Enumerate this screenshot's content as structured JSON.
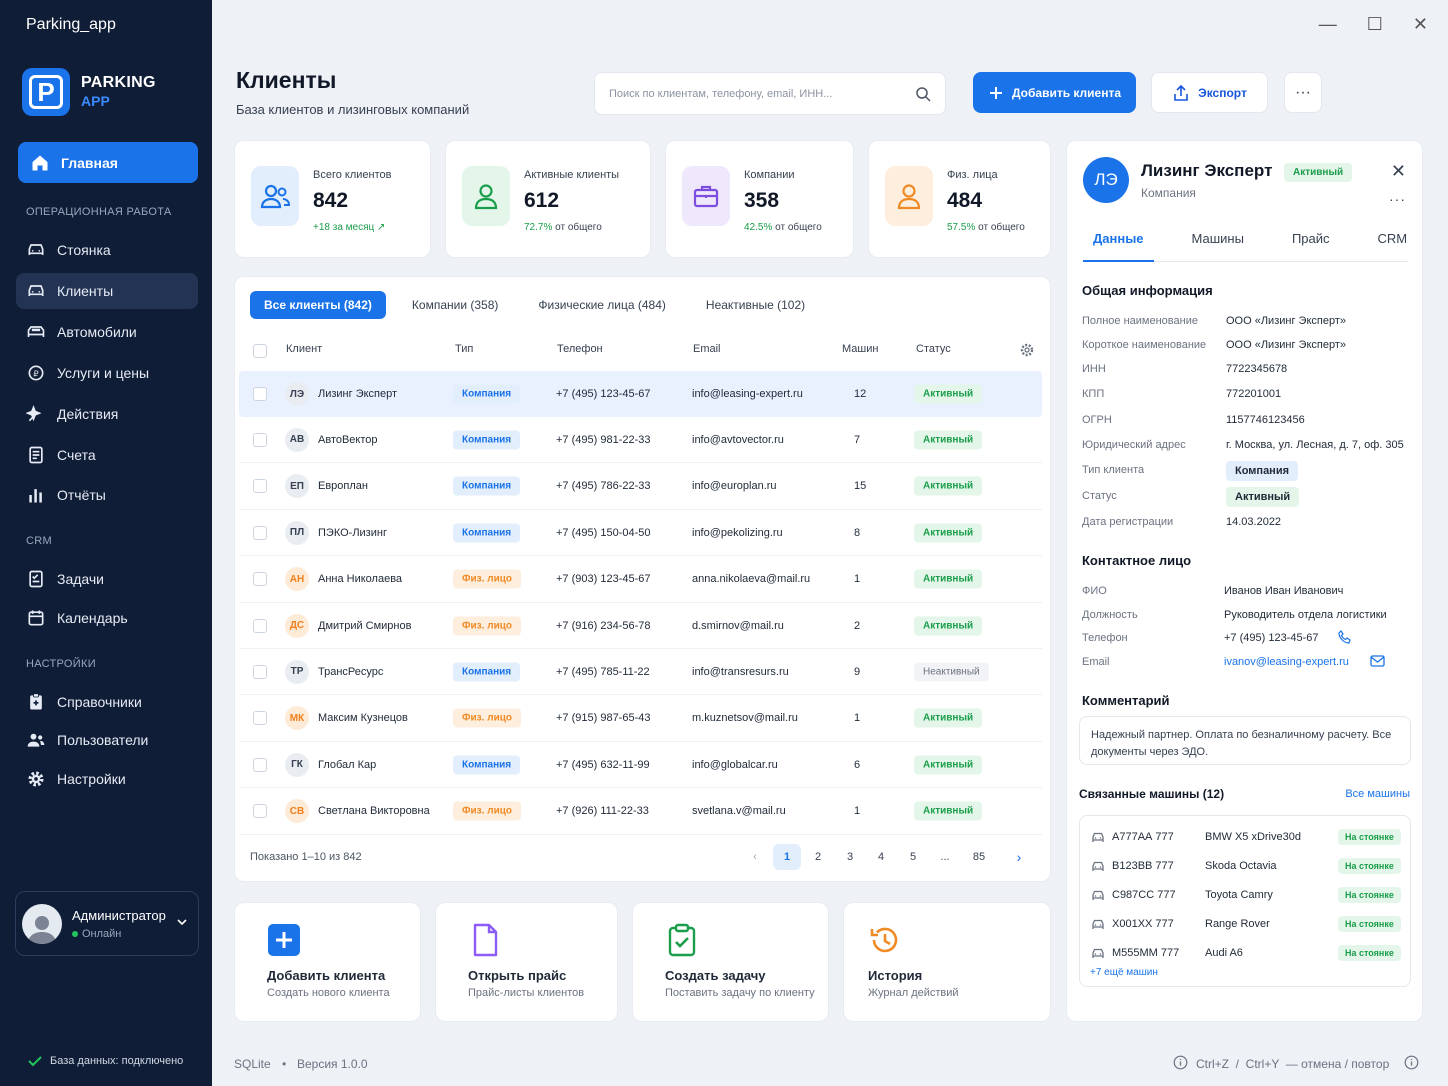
{
  "window": {
    "title": "Parking_app"
  },
  "brand": {
    "line1": "PARKING",
    "line2": "APP",
    "logo_letter": "P"
  },
  "nav": {
    "home": "Главная",
    "section_ops": "ОПЕРАЦИОННАЯ РАБОТА",
    "ops": [
      "Стоянка",
      "Клиенты",
      "Автомобили",
      "Услуги и цены",
      "Действия",
      "Счета",
      "Отчёты"
    ],
    "section_crm": "CRM",
    "crm": [
      "Задачи",
      "Календарь"
    ],
    "section_settings": "НАСТРОЙКИ",
    "settings": [
      "Справочники",
      "Пользователи",
      "Настройки"
    ]
  },
  "user": {
    "name": "Администратор",
    "status": "Онлайн"
  },
  "db_status": "База данных: подключено",
  "header": {
    "title": "Клиенты",
    "subtitle": "База клиентов и лизинговых компаний",
    "search_placeholder": "Поиск по клиентам, телефону, email, ИНН...",
    "add_button": "Добавить клиента",
    "export_button": "Экспорт",
    "more": "···"
  },
  "stats": [
    {
      "label": "Всего клиентов",
      "value": "842",
      "sub": "+18 за месяц",
      "accent": "#1a9e4b"
    },
    {
      "label": "Активные клиенты",
      "value": "612",
      "sub_value": "72.7%",
      "sub_rest": " от общего",
      "accent": "#1a9e4b"
    },
    {
      "label": "Компании",
      "value": "358",
      "sub_value": "42.5%",
      "sub_rest": " от общего",
      "accent": "#1a9e4b"
    },
    {
      "label": "Физ. лица",
      "value": "484",
      "sub_value": "57.5%",
      "sub_rest": " от общего",
      "accent": "#1a9e4b"
    }
  ],
  "tabs": [
    "Все клиенты (842)",
    "Компании (358)",
    "Физические лица (484)",
    "Неактивные (102)"
  ],
  "columns": {
    "client": "Клиент",
    "type": "Тип",
    "phone": "Телефон",
    "email": "Email",
    "cars": "Машин",
    "status": "Статус"
  },
  "rows": [
    {
      "initials": "ЛЭ",
      "name": "Лизинг Эксперт",
      "type": "Компания",
      "phone": "+7 (495) 123-45-67",
      "email": "info@leasing-expert.ru",
      "cars": "12",
      "status": "Активный"
    },
    {
      "initials": "АВ",
      "name": "АвтоВектор",
      "type": "Компания",
      "phone": "+7 (495) 981-22-33",
      "email": "info@avtovector.ru",
      "cars": "7",
      "status": "Активный"
    },
    {
      "initials": "ЕП",
      "name": "Европлан",
      "type": "Компания",
      "phone": "+7 (495) 786-22-33",
      "email": "info@europlan.ru",
      "cars": "15",
      "status": "Активный"
    },
    {
      "initials": "ПЛ",
      "name": "ПЭКО-Лизинг",
      "type": "Компания",
      "phone": "+7 (495) 150-04-50",
      "email": "info@pekolizing.ru",
      "cars": "8",
      "status": "Активный"
    },
    {
      "initials": "АН",
      "name": "Анна Николаева",
      "type": "Физ. лицо",
      "phone": "+7 (903) 123-45-67",
      "email": "anna.nikolaeva@mail.ru",
      "cars": "1",
      "status": "Активный"
    },
    {
      "initials": "ДС",
      "name": "Дмитрий Смирнов",
      "type": "Физ. лицо",
      "phone": "+7 (916) 234-56-78",
      "email": "d.smirnov@mail.ru",
      "cars": "2",
      "status": "Активный"
    },
    {
      "initials": "ТР",
      "name": "ТрансРесурс",
      "type": "Компания",
      "phone": "+7 (495) 785-11-22",
      "email": "info@transresurs.ru",
      "cars": "9",
      "status": "Неактивный"
    },
    {
      "initials": "МК",
      "name": "Максим Кузнецов",
      "type": "Физ. лицо",
      "phone": "+7 (915) 987-65-43",
      "email": "m.kuznetsov@mail.ru",
      "cars": "1",
      "status": "Активный"
    },
    {
      "initials": "ГК",
      "name": "Глобал Кар",
      "type": "Компания",
      "phone": "+7 (495) 632-11-99",
      "email": "info@globalcar.ru",
      "cars": "6",
      "status": "Активный"
    },
    {
      "initials": "СВ",
      "name": "Светлана Викторовна",
      "type": "Физ. лицо",
      "phone": "+7 (926) 111-22-33",
      "email": "svetlana.v@mail.ru",
      "cars": "1",
      "status": "Активный"
    }
  ],
  "pagination": {
    "info": "Показано 1–10 из 842",
    "pages": [
      "1",
      "2",
      "3",
      "4",
      "5",
      "...",
      "85"
    ],
    "current": "1"
  },
  "quick_actions": [
    {
      "title": "Добавить клиента",
      "sub": "Создать нового клиента"
    },
    {
      "title": "Открыть прайс",
      "sub": "Прайс-листы клиентов"
    },
    {
      "title": "Создать задачу",
      "sub": "Поставить задачу по клиенту"
    },
    {
      "title": "История",
      "sub": "Журнал действий"
    }
  ],
  "footer": {
    "db": "SQLite",
    "version": "Версия 1.0.0",
    "shortcuts": "Ctrl+Z  /  Ctrl+Y  — отмена / повтор"
  },
  "detail": {
    "initials": "ЛЭ",
    "name": "Лизинг Эксперт",
    "type": "Компания",
    "status": "Активный",
    "tabs": [
      "Данные",
      "Машины",
      "Прайс",
      "CRM"
    ],
    "general_title": "Общая информация",
    "general": [
      {
        "k": "Полное наименование",
        "v": "ООО «Лизинг Эксперт»"
      },
      {
        "k": "Короткое наименование",
        "v": "ООО «Лизинг Эксперт»"
      },
      {
        "k": "ИНН",
        "v": "7722345678"
      },
      {
        "k": "КПП",
        "v": "772201001"
      },
      {
        "k": "ОГРН",
        "v": "1157746123456"
      },
      {
        "k": "Юридический адрес",
        "v": "г. Москва, ул. Лесная, д. 7, оф. 305"
      },
      {
        "k": "Тип клиента",
        "v": "Компания"
      },
      {
        "k": "Статус",
        "v": "Активный"
      },
      {
        "k": "Дата регистрации",
        "v": "14.03.2022"
      }
    ],
    "contact_title": "Контактное лицо",
    "contact": [
      {
        "k": "ФИО",
        "v": "Иванов Иван Иванович"
      },
      {
        "k": "Должность",
        "v": "Руководитель отдела логистики"
      },
      {
        "k": "Телефон",
        "v": "+7 (495) 123-45-67"
      },
      {
        "k": "Email",
        "v": "ivanov@leasing-expert.ru"
      }
    ],
    "comment_title": "Комментарий",
    "comment": "Надежный партнер. Оплата по безналичному расчету. Все документы через ЭДО.",
    "cars_title": "Связанные машины (12)",
    "cars_all": "Все машины",
    "cars": [
      {
        "plate": "А777АА 777",
        "model": "BMW X5 xDrive30d",
        "status": "На стоянке"
      },
      {
        "plate": "В123ВВ 777",
        "model": "Skoda Octavia",
        "status": "На стоянке"
      },
      {
        "plate": "С987СС 777",
        "model": "Toyota Camry",
        "status": "На стоянке"
      },
      {
        "plate": "Х001ХХ 777",
        "model": "Range Rover",
        "status": "На стоянке"
      },
      {
        "plate": "М555ММ 777",
        "model": "Audi A6",
        "status": "На стоянке"
      }
    ],
    "cars_more": "+7 ещё машин"
  }
}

____

Transcribe the records above exactly, omitting every picture they contain.

_Exercise solution_
Enumerate this screenshot's content as structured JSON.
{
  "window": {
    "title": "Parking_app"
  },
  "brand": {
    "line1": "PARKING",
    "line2": "APP",
    "logo_letter": "P"
  },
  "nav": {
    "home": "Главная",
    "section_ops": "ОПЕРАЦИОННАЯ РАБОТА",
    "ops": [
      "Стоянка",
      "Клиенты",
      "Автомобили",
      "Услуги и цены",
      "Действия",
      "Счета",
      "Отчёты"
    ],
    "section_crm": "CRM",
    "crm": [
      "Задачи",
      "Календарь"
    ],
    "section_settings": "НАСТРОЙКИ",
    "settings": [
      "Справочники",
      "Пользователи",
      "Настройки"
    ]
  },
  "user": {
    "name": "Администратор",
    "status": "Онлайн"
  },
  "db_status": "База данных: подключено",
  "header": {
    "title": "Клиенты",
    "subtitle": "База клиентов и лизинговых компаний",
    "search_placeholder": "Поиск по клиентам, телефону, email, ИНН...",
    "add_button": "Добавить клиента",
    "export_button": "Экспорт",
    "more": "···"
  },
  "stats": [
    {
      "label": "Всего клиентов",
      "value": "842",
      "sub": "+18 за месяц",
      "accent": "#1a9e4b"
    },
    {
      "label": "Активные клиенты",
      "value": "612",
      "sub_value": "72.7%",
      "sub_rest": " от общего",
      "accent": "#1a9e4b"
    },
    {
      "label": "Компании",
      "value": "358",
      "sub_value": "42.5%",
      "sub_rest": " от общего",
      "accent": "#1a9e4b"
    },
    {
      "label": "Физ. лица",
      "value": "484",
      "sub_value": "57.5%",
      "sub_rest": " от общего",
      "accent": "#1a9e4b"
    }
  ],
  "tabs": [
    "Все клиенты (842)",
    "Компании (358)",
    "Физические лица (484)",
    "Неактивные (102)"
  ],
  "columns": {
    "client": "Клиент",
    "type": "Тип",
    "phone": "Телефон",
    "email": "Email",
    "cars": "Машин",
    "status": "Статус"
  },
  "rows": [
    {
      "initials": "ЛЭ",
      "name": "Лизинг Эксперт",
      "type": "Компания",
      "phone": "+7 (495) 123-45-67",
      "email": "info@leasing-expert.ru",
      "cars": "12",
      "status": "Активный"
    },
    {
      "initials": "АВ",
      "name": "АвтоВектор",
      "type": "Компания",
      "phone": "+7 (495) 981-22-33",
      "email": "info@avtovector.ru",
      "cars": "7",
      "status": "Активный"
    },
    {
      "initials": "ЕП",
      "name": "Европлан",
      "type": "Компания",
      "phone": "+7 (495) 786-22-33",
      "email": "info@europlan.ru",
      "cars": "15",
      "status": "Активный"
    },
    {
      "initials": "ПЛ",
      "name": "ПЭКО-Лизинг",
      "type": "Компания",
      "phone": "+7 (495) 150-04-50",
      "email": "info@pekolizing.ru",
      "cars": "8",
      "status": "Активный"
    },
    {
      "initials": "АН",
      "name": "Анна Николаева",
      "type": "Физ. лицо",
      "phone": "+7 (903) 123-45-67",
      "email": "anna.nikolaeva@mail.ru",
      "cars": "1",
      "status": "Активный"
    },
    {
      "initials": "ДС",
      "name": "Дмитрий Смирнов",
      "type": "Физ. лицо",
      "phone": "+7 (916) 234-56-78",
      "email": "d.smirnov@mail.ru",
      "cars": "2",
      "status": "Активный"
    },
    {
      "initials": "ТР",
      "name": "ТрансРесурс",
      "type": "Компания",
      "phone": "+7 (495) 785-11-22",
      "email": "info@transresurs.ru",
      "cars": "9",
      "status": "Неактивный"
    },
    {
      "initials": "МК",
      "name": "Максим Кузнецов",
      "type": "Физ. лицо",
      "phone": "+7 (915) 987-65-43",
      "email": "m.kuznetsov@mail.ru",
      "cars": "1",
      "status": "Активный"
    },
    {
      "initials": "ГК",
      "name": "Глобал Кар",
      "type": "Компания",
      "phone": "+7 (495) 632-11-99",
      "email": "info@globalcar.ru",
      "cars": "6",
      "status": "Активный"
    },
    {
      "initials": "СВ",
      "name": "Светлана Викторовна",
      "type": "Физ. лицо",
      "phone": "+7 (926) 111-22-33",
      "email": "svetlana.v@mail.ru",
      "cars": "1",
      "status": "Активный"
    }
  ],
  "pagination": {
    "info": "Показано 1–10 из 842",
    "pages": [
      "1",
      "2",
      "3",
      "4",
      "5",
      "...",
      "85"
    ],
    "current": "1"
  },
  "quick_actions": [
    {
      "title": "Добавить клиента",
      "sub": "Создать нового клиента"
    },
    {
      "title": "Открыть прайс",
      "sub": "Прайс-листы клиентов"
    },
    {
      "title": "Создать задачу",
      "sub": "Поставить задачу по клиенту"
    },
    {
      "title": "История",
      "sub": "Журнал действий"
    }
  ],
  "footer": {
    "db": "SQLite",
    "version": "Версия 1.0.0",
    "shortcuts": "Ctrl+Z  /  Ctrl+Y  — отмена / повтор"
  },
  "detail": {
    "initials": "ЛЭ",
    "name": "Лизинг Эксперт",
    "type": "Компания",
    "status": "Активный",
    "tabs": [
      "Данные",
      "Машины",
      "Прайс",
      "CRM"
    ],
    "general_title": "Общая информация",
    "general": [
      {
        "k": "Полное наименование",
        "v": "ООО «Лизинг Эксперт»"
      },
      {
        "k": "Короткое наименование",
        "v": "ООО «Лизинг Эксперт»"
      },
      {
        "k": "ИНН",
        "v": "7722345678"
      },
      {
        "k": "КПП",
        "v": "772201001"
      },
      {
        "k": "ОГРН",
        "v": "1157746123456"
      },
      {
        "k": "Юридический адрес",
        "v": "г. Москва, ул. Лесная, д. 7, оф. 305"
      },
      {
        "k": "Тип клиента",
        "v": "Компания"
      },
      {
        "k": "Статус",
        "v": "Активный"
      },
      {
        "k": "Дата регистрации",
        "v": "14.03.2022"
      }
    ],
    "contact_title": "Контактное лицо",
    "contact": [
      {
        "k": "ФИО",
        "v": "Иванов Иван Иванович"
      },
      {
        "k": "Должность",
        "v": "Руководитель отдела логистики"
      },
      {
        "k": "Телефон",
        "v": "+7 (495) 123-45-67"
      },
      {
        "k": "Email",
        "v": "ivanov@leasing-expert.ru"
      }
    ],
    "comment_title": "Комментарий",
    "comment": "Надежный партнер. Оплата по безналичному расчету. Все документы через ЭДО.",
    "cars_title": "Связанные машины (12)",
    "cars_all": "Все машины",
    "cars": [
      {
        "plate": "А777АА 777",
        "model": "BMW X5 xDrive30d",
        "status": "На стоянке"
      },
      {
        "plate": "В123ВВ 777",
        "model": "Skoda Octavia",
        "status": "На стоянке"
      },
      {
        "plate": "С987СС 777",
        "model": "Toyota Camry",
        "status": "На стоянке"
      },
      {
        "plate": "Х001ХХ 777",
        "model": "Range Rover",
        "status": "На стоянке"
      },
      {
        "plate": "М555ММ 777",
        "model": "Audi A6",
        "status": "На стоянке"
      }
    ],
    "cars_more": "+7 ещё машин"
  }
}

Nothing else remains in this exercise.